# Exercise details
Write out all entries word for word.

# Supplied records
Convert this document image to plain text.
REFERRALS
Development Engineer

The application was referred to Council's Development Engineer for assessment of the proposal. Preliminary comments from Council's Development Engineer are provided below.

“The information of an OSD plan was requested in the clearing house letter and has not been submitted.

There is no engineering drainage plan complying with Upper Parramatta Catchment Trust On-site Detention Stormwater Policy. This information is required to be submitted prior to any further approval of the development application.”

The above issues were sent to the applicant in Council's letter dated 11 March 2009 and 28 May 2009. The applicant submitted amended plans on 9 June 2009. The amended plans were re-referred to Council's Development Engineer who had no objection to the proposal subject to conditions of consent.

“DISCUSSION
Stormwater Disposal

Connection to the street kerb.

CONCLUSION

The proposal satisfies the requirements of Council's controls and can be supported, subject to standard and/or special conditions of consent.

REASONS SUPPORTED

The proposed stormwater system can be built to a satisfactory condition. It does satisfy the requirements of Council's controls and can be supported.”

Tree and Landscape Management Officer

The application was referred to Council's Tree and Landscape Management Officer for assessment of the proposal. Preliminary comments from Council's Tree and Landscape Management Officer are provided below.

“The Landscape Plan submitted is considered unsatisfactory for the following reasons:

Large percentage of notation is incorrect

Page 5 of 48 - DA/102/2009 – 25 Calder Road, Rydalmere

# Full output
Convert this document image to plain text.
REFERRALS
Development Engineer

The application was referred to Council's Development Engineer for assessment of the proposal. Preliminary comments from Council's Development Engineer are provided below.

“The information of an OSD plan was requested in the clearing house letter and has not been submitted.

There is no engineering drainage plan complying with Upper Parramatta Catchment Trust On-site Detention Stormwater Policy. This information is required to be submitted prior to any further approval of the development application.”

The above issues were sent to the applicant in Council's letter dated 11 March 2009 and 28 May 2009. The applicant submitted amended plans on 9 June 2009. The amended plans were re-referred to Council's Development Engineer who had no objection to the proposal subject to conditions of consent.

“DISCUSSION
Stormwater Disposal

Connection to the street kerb.

CONCLUSION

The proposal satisfies the requirements of Council's controls and can be supported, subject to standard and/or special conditions of consent.

REASONS SUPPORTED

The proposed stormwater system can be built to a satisfactory condition. It does satisfy the requirements of Council's controls and can be supported.”

Tree and Landscape Management Officer

The application was referred to Council's Tree and Landscape Management Officer for assessment of the proposal. Preliminary comments from Council's Tree and Landscape Management Officer are provided below.

“The Landscape Plan submitted is considered unsatisfactory for the following reasons:

Large percentage of notation is incorrect

Page 5 of 48 - DA/102/2009 – 25 Calder Road, Rydalmere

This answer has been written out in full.